In your copy, leave out the pictures and repeat the entries below exactly.
§
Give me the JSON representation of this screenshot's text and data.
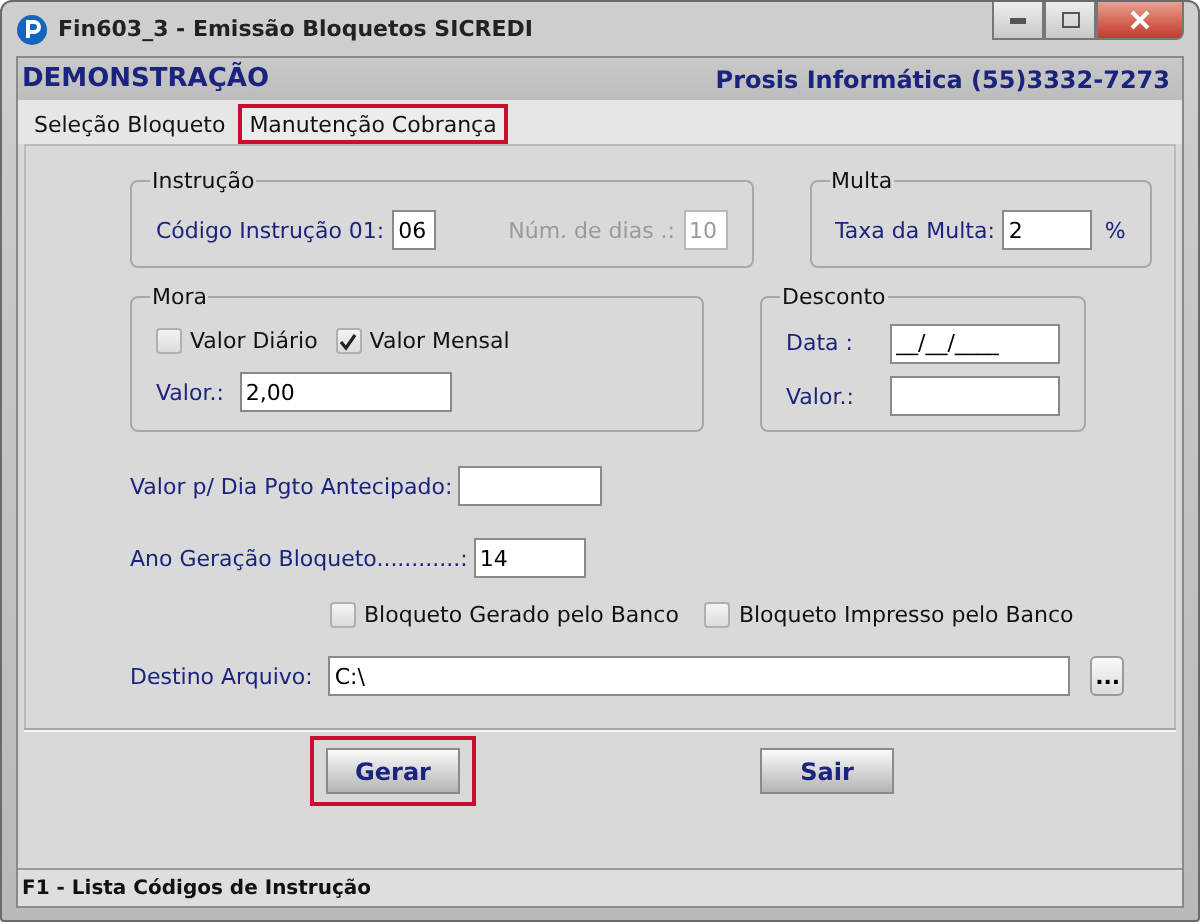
{
  "window": {
    "title": "Fin603_3 - Emissão Bloquetos SICREDI"
  },
  "header": {
    "company": "DEMONSTRAÇÃO",
    "vendor": "Prosis Informática (55)3332-7273"
  },
  "tabs": [
    {
      "label": "Seleção Bloqueto",
      "selected": false
    },
    {
      "label": "Manutenção Cobrança",
      "selected": true
    }
  ],
  "instrucao": {
    "legend": "Instrução",
    "code_label": "Código Instrução 01:",
    "code_value": "06",
    "days_label": "Núm. de dias .:",
    "days_value": "10",
    "days_disabled": true
  },
  "multa": {
    "legend": "Multa",
    "label": "Taxa da Multa:",
    "value": "2",
    "unit": "%"
  },
  "mora": {
    "legend": "Mora",
    "options": [
      {
        "label": "Valor Diário",
        "checked": false
      },
      {
        "label": "Valor Mensal",
        "checked": true
      }
    ],
    "value_label": "Valor.:",
    "value": "2,00"
  },
  "desconto": {
    "legend": "Desconto",
    "date_label": "Data :",
    "date_value": "__/__/____",
    "value_label": "Valor.:"
  },
  "antecipado": {
    "label": "Valor p/ Dia Pgto Antecipado:"
  },
  "ano": {
    "label": "Ano Geração Bloqueto............:",
    "value": "14"
  },
  "flags": [
    {
      "label": "Bloqueto Gerado pelo Banco",
      "checked": false
    },
    {
      "label": "Bloqueto Impresso pelo Banco",
      "checked": false
    }
  ],
  "destino": {
    "label": "Destino Arquivo:",
    "value": "C:\\",
    "browse": "..."
  },
  "buttons": [
    {
      "label": "Gerar",
      "highlighted": true
    },
    {
      "label": "Sair",
      "highlighted": false
    }
  ],
  "status_bar": "F1 - Lista Códigos de Instrução"
}
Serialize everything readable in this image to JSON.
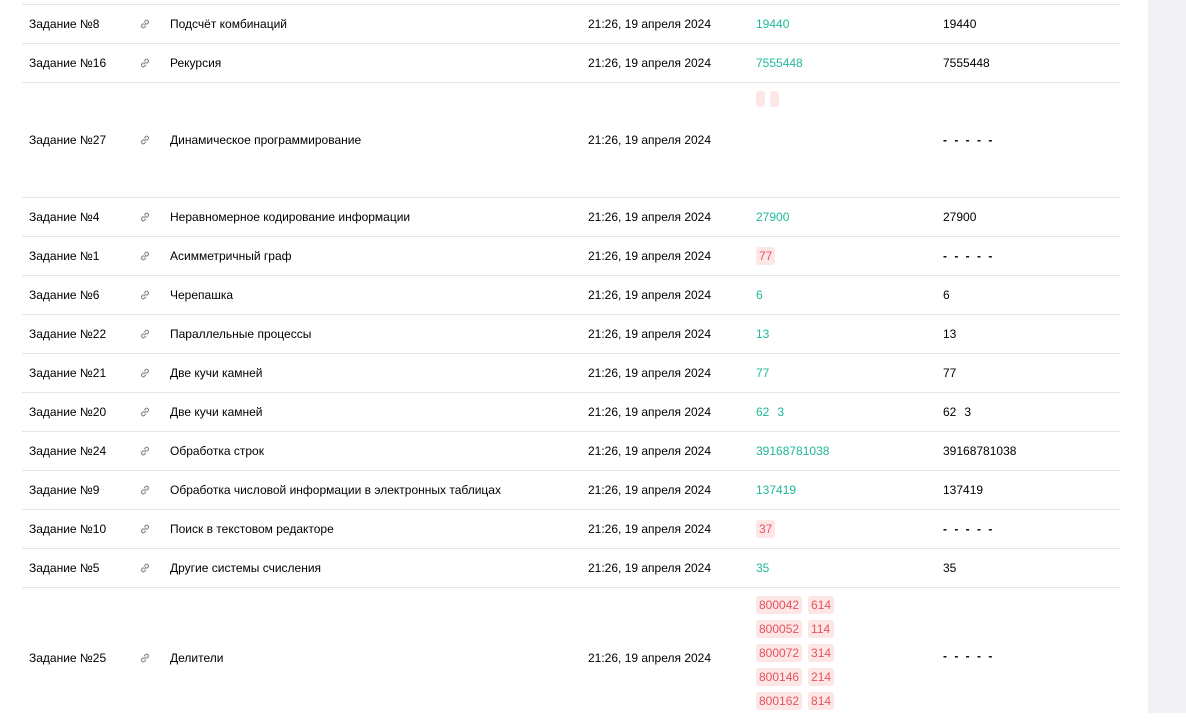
{
  "colors": {
    "correct": "#1fb89a",
    "wrong_bg": "#fde6e6",
    "wrong_text": "#e5545c"
  },
  "rows": [
    {
      "task": "Задание №8",
      "title": "Подсчёт комбинаций",
      "date": "21:26, 19 апреля 2024",
      "answer": [
        "19440"
      ],
      "answer_ok": true,
      "correct": "19440"
    },
    {
      "task": "Задание №16",
      "title": "Рекурсия",
      "date": "21:26, 19 апреля 2024",
      "answer": [
        "7555448"
      ],
      "answer_ok": true,
      "correct": "7555448"
    },
    {
      "task": "Задание №27",
      "title": "Динамическое программирование",
      "date": "21:26, 19 апреля 2024",
      "answer": [],
      "answer_ok": false,
      "correct": "- - - - -"
    },
    {
      "task": "Задание №4",
      "title": "Неравномерное кодирование информации",
      "date": "21:26, 19 апреля 2024",
      "answer": [
        "27900"
      ],
      "answer_ok": true,
      "correct": "27900"
    },
    {
      "task": "Задание №1",
      "title": "Асимметричный граф",
      "date": "21:26, 19 апреля 2024",
      "answer": [
        "77"
      ],
      "answer_ok": false,
      "correct": "- - - - -"
    },
    {
      "task": "Задание №6",
      "title": "Черепашка",
      "date": "21:26, 19 апреля 2024",
      "answer": [
        "6"
      ],
      "answer_ok": true,
      "correct": "6"
    },
    {
      "task": "Задание №22",
      "title": "Параллельные процессы",
      "date": "21:26, 19 апреля 2024",
      "answer": [
        "13"
      ],
      "answer_ok": true,
      "correct": "13"
    },
    {
      "task": "Задание №21",
      "title": "Две кучи камней",
      "date": "21:26, 19 апреля 2024",
      "answer": [
        "77"
      ],
      "answer_ok": true,
      "correct": "77"
    },
    {
      "task": "Задание №20",
      "title": "Две кучи камней",
      "date": "21:26, 19 апреля 2024",
      "answer": [
        "62",
        "3"
      ],
      "answer_ok": true,
      "correct": [
        "62",
        "3"
      ]
    },
    {
      "task": "Задание №24",
      "title": "Обработка строк",
      "date": "21:26, 19 апреля 2024",
      "answer": [
        "39168781038"
      ],
      "answer_ok": true,
      "correct": "39168781038"
    },
    {
      "task": "Задание №9",
      "title": "Обработка числовой информации в электронных таблицах",
      "date": "21:26, 19 апреля 2024",
      "answer": [
        "137419"
      ],
      "answer_ok": true,
      "correct": "137419"
    },
    {
      "task": "Задание №10",
      "title": "Поиск в текстовом редакторе",
      "date": "21:26, 19 апреля 2024",
      "answer": [
        "37"
      ],
      "answer_ok": false,
      "correct": "- - - - -"
    },
    {
      "task": "Задание №5",
      "title": "Другие системы счисления",
      "date": "21:26, 19 апреля 2024",
      "answer": [
        "35"
      ],
      "answer_ok": true,
      "correct": "35"
    },
    {
      "task": "Задание №25",
      "title": "Делители",
      "date": "21:26, 19 апреля 2024",
      "answer": [
        "800042",
        "614",
        "800052",
        "114",
        "800072",
        "314",
        "800146",
        "214",
        "800162",
        "814"
      ],
      "answer_ok": false,
      "correct": "- - - - -"
    }
  ]
}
§
» CORRECT RESULT:
Give me the JSON representation of this screenshot's text and data.
{
  "window": {
    "title": "Fin603_3 - Emissão Bloquetos SICREDI"
  },
  "header": {
    "company": "DEMONSTRAÇÃO",
    "vendor": "Prosis Informática (55)3332-7273"
  },
  "tabs": [
    {
      "label": "Seleção Bloqueto",
      "selected": false
    },
    {
      "label": "Manutenção Cobrança",
      "selected": true
    }
  ],
  "instrucao": {
    "legend": "Instrução",
    "code_label": "Código Instrução 01:",
    "code_value": "06",
    "days_label": "Núm. de dias .:",
    "days_value": "10",
    "days_disabled": true
  },
  "multa": {
    "legend": "Multa",
    "label": "Taxa da Multa:",
    "value": "2",
    "unit": "%"
  },
  "mora": {
    "legend": "Mora",
    "options": [
      {
        "label": "Valor Diário",
        "checked": false
      },
      {
        "label": "Valor Mensal",
        "checked": true
      }
    ],
    "value_label": "Valor.:",
    "value": "2,00"
  },
  "desconto": {
    "legend": "Desconto",
    "date_label": "Data :",
    "date_value": "__/__/____",
    "value_label": "Valor.:"
  },
  "antecipado": {
    "label": "Valor p/ Dia Pgto Antecipado:"
  },
  "ano": {
    "label": "Ano Geração Bloqueto............:",
    "value": "14"
  },
  "flags": [
    {
      "label": "Bloqueto Gerado pelo Banco",
      "checked": false
    },
    {
      "label": "Bloqueto Impresso pelo Banco",
      "checked": false
    }
  ],
  "destino": {
    "label": "Destino Arquivo:",
    "value": "C:\\",
    "browse": "..."
  },
  "buttons": [
    {
      "label": "Gerar",
      "highlighted": true
    },
    {
      "label": "Sair",
      "highlighted": false
    }
  ],
  "status_bar": "F1 - Lista Códigos de Instrução"
}
Serialize everything readable in this image to JSON.
{
  "colors": {
    "correct": "#1fb89a",
    "wrong_bg": "#fde6e6",
    "wrong_text": "#e5545c"
  },
  "rows": [
    {
      "task": "Задание №8",
      "title": "Подсчёт комбинаций",
      "date": "21:26, 19 апреля 2024",
      "answer": [
        "19440"
      ],
      "answer_ok": true,
      "correct": "19440"
    },
    {
      "task": "Задание №16",
      "title": "Рекурсия",
      "date": "21:26, 19 апреля 2024",
      "answer": [
        "7555448"
      ],
      "answer_ok": true,
      "correct": "7555448"
    },
    {
      "task": "Задание №27",
      "title": "Динамическое программирование",
      "date": "21:26, 19 апреля 2024",
      "answer": [],
      "answer_ok": false,
      "correct": "- - - - -"
    },
    {
      "task": "Задание №4",
      "title": "Неравномерное кодирование информации",
      "date": "21:26, 19 апреля 2024",
      "answer": [
        "27900"
      ],
      "answer_ok": true,
      "correct": "27900"
    },
    {
      "task": "Задание №1",
      "title": "Асимметричный граф",
      "date": "21:26, 19 апреля 2024",
      "answer": [
        "77"
      ],
      "answer_ok": false,
      "correct": "- - - - -"
    },
    {
      "task": "Задание №6",
      "title": "Черепашка",
      "date": "21:26, 19 апреля 2024",
      "answer": [
        "6"
      ],
      "answer_ok": true,
      "correct": "6"
    },
    {
      "task": "Задание №22",
      "title": "Параллельные процессы",
      "date": "21:26, 19 апреля 2024",
      "answer": [
        "13"
      ],
      "answer_ok": true,
      "correct": "13"
    },
    {
      "task": "Задание №21",
      "title": "Две кучи камней",
      "date": "21:26, 19 апреля 2024",
      "answer": [
        "77"
      ],
      "answer_ok": true,
      "correct": "77"
    },
    {
      "task": "Задание №20",
      "title": "Две кучи камней",
      "date": "21:26, 19 апреля 2024",
      "answer": [
        "62",
        "3"
      ],
      "answer_ok": true,
      "correct": [
        "62",
        "3"
      ]
    },
    {
      "task": "Задание №24",
      "title": "Обработка строк",
      "date": "21:26, 19 апреля 2024",
      "answer": [
        "39168781038"
      ],
      "answer_ok": true,
      "correct": "39168781038"
    },
    {
      "task": "Задание №9",
      "title": "Обработка числовой информации в электронных таблицах",
      "date": "21:26, 19 апреля 2024",
      "answer": [
        "137419"
      ],
      "answer_ok": true,
      "correct": "137419"
    },
    {
      "task": "Задание №10",
      "title": "Поиск в текстовом редакторе",
      "date": "21:26, 19 апреля 2024",
      "answer": [
        "37"
      ],
      "answer_ok": false,
      "correct": "- - - - -"
    },
    {
      "task": "Задание №5",
      "title": "Другие системы счисления",
      "date": "21:26, 19 апреля 2024",
      "answer": [
        "35"
      ],
      "answer_ok": true,
      "correct": "35"
    },
    {
      "task": "Задание №25",
      "title": "Делители",
      "date": "21:26, 19 апреля 2024",
      "answer": [
        "800042",
        "614",
        "800052",
        "114",
        "800072",
        "314",
        "800146",
        "214",
        "800162",
        "814"
      ],
      "answer_ok": false,
      "correct": "- - - - -"
    }
  ]
}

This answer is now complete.